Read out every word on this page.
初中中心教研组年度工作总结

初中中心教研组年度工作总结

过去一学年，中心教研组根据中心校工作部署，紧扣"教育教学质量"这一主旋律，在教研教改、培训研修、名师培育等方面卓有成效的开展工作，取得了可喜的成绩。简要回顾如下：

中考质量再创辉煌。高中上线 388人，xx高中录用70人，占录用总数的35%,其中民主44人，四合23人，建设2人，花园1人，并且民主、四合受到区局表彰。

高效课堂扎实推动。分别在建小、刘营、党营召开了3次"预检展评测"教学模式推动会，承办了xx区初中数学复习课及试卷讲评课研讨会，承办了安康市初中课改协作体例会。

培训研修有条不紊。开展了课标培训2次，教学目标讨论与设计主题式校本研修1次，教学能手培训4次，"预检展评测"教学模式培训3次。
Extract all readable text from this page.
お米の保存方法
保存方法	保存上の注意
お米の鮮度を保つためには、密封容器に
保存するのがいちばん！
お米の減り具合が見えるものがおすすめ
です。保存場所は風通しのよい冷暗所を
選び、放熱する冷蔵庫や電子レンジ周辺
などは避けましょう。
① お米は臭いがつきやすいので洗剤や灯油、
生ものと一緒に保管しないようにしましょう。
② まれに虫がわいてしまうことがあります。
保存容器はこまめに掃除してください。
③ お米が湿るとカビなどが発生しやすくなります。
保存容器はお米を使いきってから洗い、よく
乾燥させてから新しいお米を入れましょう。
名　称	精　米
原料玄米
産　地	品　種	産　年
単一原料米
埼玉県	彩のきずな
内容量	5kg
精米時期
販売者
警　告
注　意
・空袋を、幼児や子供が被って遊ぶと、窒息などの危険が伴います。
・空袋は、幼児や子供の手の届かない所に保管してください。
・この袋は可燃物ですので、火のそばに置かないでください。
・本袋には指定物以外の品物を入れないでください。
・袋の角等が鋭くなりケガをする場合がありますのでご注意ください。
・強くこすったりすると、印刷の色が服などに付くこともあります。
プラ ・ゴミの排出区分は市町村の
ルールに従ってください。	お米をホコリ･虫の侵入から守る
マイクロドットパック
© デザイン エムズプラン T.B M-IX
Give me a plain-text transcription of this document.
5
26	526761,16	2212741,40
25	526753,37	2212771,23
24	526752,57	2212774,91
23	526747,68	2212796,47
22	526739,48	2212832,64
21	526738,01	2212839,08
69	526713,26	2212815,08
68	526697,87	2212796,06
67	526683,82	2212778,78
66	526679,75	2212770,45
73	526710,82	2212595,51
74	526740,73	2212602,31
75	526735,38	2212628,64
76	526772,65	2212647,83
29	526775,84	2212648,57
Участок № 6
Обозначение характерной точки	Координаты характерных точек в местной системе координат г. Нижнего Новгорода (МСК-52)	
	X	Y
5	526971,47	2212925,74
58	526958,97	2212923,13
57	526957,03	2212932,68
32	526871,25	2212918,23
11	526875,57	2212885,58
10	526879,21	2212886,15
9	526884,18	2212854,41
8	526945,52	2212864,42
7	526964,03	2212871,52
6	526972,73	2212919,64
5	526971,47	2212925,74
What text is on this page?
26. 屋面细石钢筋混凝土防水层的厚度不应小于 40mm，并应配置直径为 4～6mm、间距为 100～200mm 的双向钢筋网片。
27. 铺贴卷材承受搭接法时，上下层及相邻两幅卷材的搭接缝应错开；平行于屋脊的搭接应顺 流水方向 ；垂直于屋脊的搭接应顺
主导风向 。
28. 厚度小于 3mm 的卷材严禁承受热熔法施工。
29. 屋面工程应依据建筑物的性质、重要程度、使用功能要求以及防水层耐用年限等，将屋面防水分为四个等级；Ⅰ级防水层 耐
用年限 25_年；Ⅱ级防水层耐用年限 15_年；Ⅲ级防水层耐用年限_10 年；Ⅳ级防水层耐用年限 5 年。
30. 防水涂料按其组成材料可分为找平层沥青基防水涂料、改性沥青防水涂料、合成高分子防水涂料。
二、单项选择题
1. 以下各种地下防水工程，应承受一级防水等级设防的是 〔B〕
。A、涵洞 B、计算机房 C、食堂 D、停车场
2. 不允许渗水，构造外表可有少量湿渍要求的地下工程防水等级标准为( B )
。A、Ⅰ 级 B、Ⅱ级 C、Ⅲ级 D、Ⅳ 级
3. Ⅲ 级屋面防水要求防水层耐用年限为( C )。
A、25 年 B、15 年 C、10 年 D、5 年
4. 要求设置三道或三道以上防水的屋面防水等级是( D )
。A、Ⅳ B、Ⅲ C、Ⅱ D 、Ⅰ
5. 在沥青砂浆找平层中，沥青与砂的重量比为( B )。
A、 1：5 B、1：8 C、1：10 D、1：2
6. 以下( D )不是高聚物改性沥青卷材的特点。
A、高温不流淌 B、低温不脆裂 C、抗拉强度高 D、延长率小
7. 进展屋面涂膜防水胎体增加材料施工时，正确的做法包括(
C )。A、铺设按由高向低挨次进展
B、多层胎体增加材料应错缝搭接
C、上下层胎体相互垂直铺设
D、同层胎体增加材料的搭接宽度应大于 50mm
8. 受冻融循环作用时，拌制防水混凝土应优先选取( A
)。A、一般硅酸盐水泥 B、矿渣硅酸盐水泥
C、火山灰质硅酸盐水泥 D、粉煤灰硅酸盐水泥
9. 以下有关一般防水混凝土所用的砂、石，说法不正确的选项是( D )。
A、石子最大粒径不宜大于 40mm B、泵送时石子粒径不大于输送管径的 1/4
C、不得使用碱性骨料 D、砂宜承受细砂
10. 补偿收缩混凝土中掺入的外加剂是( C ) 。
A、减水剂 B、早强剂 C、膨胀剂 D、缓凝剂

--------------------------------------------------

__Exercise goal__: Repeat every record, keeping each word and mark exactly as it is.

__Task output__:
Read out every word on this page.
初中中心教研组年度工作总结

初中中心教研组年度工作总结

过去一学年，中心教研组根据中心校工作部署，紧扣"教育教学质量"这一主旋律，在教研教改、培训研修、名师培育等方面卓有成效的开展工作，取得了可喜的成绩。简要回顾如下：

中考质量再创辉煌。高中上线 388人，xx高中录用70人，占录用总数的35%,其中民主44人，四合23人，建设2人，花园1人，并且民主、四合受到区局表彰。

高效课堂扎实推动。分别在建小、刘营、党营召开了3次"预检展评测"教学模式推动会，承办了xx区初中数学复习课及试卷讲评课研讨会，承办了安康市初中课改协作体例会。

培训研修有条不紊。开展了课标培训2次，教学目标讨论与设计主题式校本研修1次，教学能手培训4次，"预检展评测"教学模式培训3次。
Extract all readable text from this page.
お米の保存方法
保存方法	保存上の注意
お米の鮮度を保つためには、密封容器に
保存するのがいちばん！
お米の減り具合が見えるものがおすすめ
です。保存場所は風通しのよい冷暗所を
選び、放熱する冷蔵庫や電子レンジ周辺
などは避けましょう。
① お米は臭いがつきやすいので洗剤や灯油、
生ものと一緒に保管しないようにしましょう。
② まれに虫がわいてしまうことがあります。
保存容器はこまめに掃除してください。
③ お米が湿るとカビなどが発生しやすくなります。
保存容器はお米を使いきってから洗い、よく
乾燥させてから新しいお米を入れましょう。
名　称	精　米
原料玄米
産　地	品　種	産　年
単一原料米
埼玉県	彩のきずな
内容量	5kg
精米時期
販売者
警　告
注　意
・空袋を、幼児や子供が被って遊ぶと、窒息などの危険が伴います。
・空袋は、幼児や子供の手の届かない所に保管してください。
・この袋は可燃物ですので、火のそばに置かないでください。
・本袋には指定物以外の品物を入れないでください。
・袋の角等が鋭くなりケガをする場合がありますのでご注意ください。
・強くこすったりすると、印刷の色が服などに付くこともあります。
プラ ・ゴミの排出区分は市町村の
ルールに従ってください。	お米をホコリ･虫の侵入から守る
マイクロドットパック
© デザイン エムズプラン T.B M-IX
Give me a plain-text transcription of this document.
5
26	526761,16	2212741,40
25	526753,37	2212771,23
24	526752,57	2212774,91
23	526747,68	2212796,47
22	526739,48	2212832,64
21	526738,01	2212839,08
69	526713,26	2212815,08
68	526697,87	2212796,06
67	526683,82	2212778,78
66	526679,75	2212770,45
73	526710,82	2212595,51
74	526740,73	2212602,31
75	526735,38	2212628,64
76	526772,65	2212647,83
29	526775,84	2212648,57
Участок № 6
Обозначение характерной точки	Координаты характерных точек в местной системе координат г. Нижнего Новгорода (МСК-52)	
	X	Y
5	526971,47	2212925,74
58	526958,97	2212923,13
57	526957,03	2212932,68
32	526871,25	2212918,23
11	526875,57	2212885,58
10	526879,21	2212886,15
9	526884,18	2212854,41
8	526945,52	2212864,42
7	526964,03	2212871,52
6	526972,73	2212919,64
5	526971,47	2212925,74
What text is on this page?
26. 屋面细石钢筋混凝土防水层的厚度不应小于 40mm，并应配置直径为 4～6mm、间距为 100～200mm 的双向钢筋网片。
27. 铺贴卷材承受搭接法时，上下层及相邻两幅卷材的搭接缝应错开；平行于屋脊的搭接应顺 流水方向 ；垂直于屋脊的搭接应顺
主导风向 。
28. 厚度小于 3mm 的卷材严禁承受热熔法施工。
29. 屋面工程应依据建筑物的性质、重要程度、使用功能要求以及防水层耐用年限等，将屋面防水分为四个等级；Ⅰ级防水层 耐
用年限 25_年；Ⅱ级防水层耐用年限 15_年；Ⅲ级防水层耐用年限_10 年；Ⅳ级防水层耐用年限 5 年。
30. 防水涂料按其组成材料可分为找平层沥青基防水涂料、改性沥青防水涂料、合成高分子防水涂料。
二、单项选择题
1. 以下各种地下防水工程，应承受一级防水等级设防的是 〔B〕
。A、涵洞 B、计算机房 C、食堂 D、停车场
2. 不允许渗水，构造外表可有少量湿渍要求的地下工程防水等级标准为( B )
。A、Ⅰ 级 B、Ⅱ级 C、Ⅲ级 D、Ⅳ 级
3. Ⅲ 级屋面防水要求防水层耐用年限为( C )。
A、25 年 B、15 年 C、10 年 D、5 年
4. 要求设置三道或三道以上防水的屋面防水等级是( D )
。A、Ⅳ B、Ⅲ C、Ⅱ D 、Ⅰ
5. 在沥青砂浆找平层中，沥青与砂的重量比为( B )。
A、 1：5 B、1：8 C、1：10 D、1：2
6. 以下( D )不是高聚物改性沥青卷材的特点。
A、高温不流淌 B、低温不脆裂 C、抗拉强度高 D、延长率小
7. 进展屋面涂膜防水胎体增加材料施工时，正确的做法包括(
C )。A、铺设按由高向低挨次进展
B、多层胎体增加材料应错缝搭接
C、上下层胎体相互垂直铺设
D、同层胎体增加材料的搭接宽度应大于 50mm
8. 受冻融循环作用时，拌制防水混凝土应优先选取( A
)。A、一般硅酸盐水泥 B、矿渣硅酸盐水泥
C、火山灰质硅酸盐水泥 D、粉煤灰硅酸盐水泥
9. 以下有关一般防水混凝土所用的砂、石，说法不正确的选项是( D )。
A、石子最大粒径不宜大于 40mm B、泵送时石子粒径不大于输送管径的 1/4
C、不得使用碱性骨料 D、砂宜承受细砂
10. 补偿收缩混凝土中掺入的外加剂是( C ) 。
A、减水剂 B、早强剂 C、膨胀剂 D、缓凝剂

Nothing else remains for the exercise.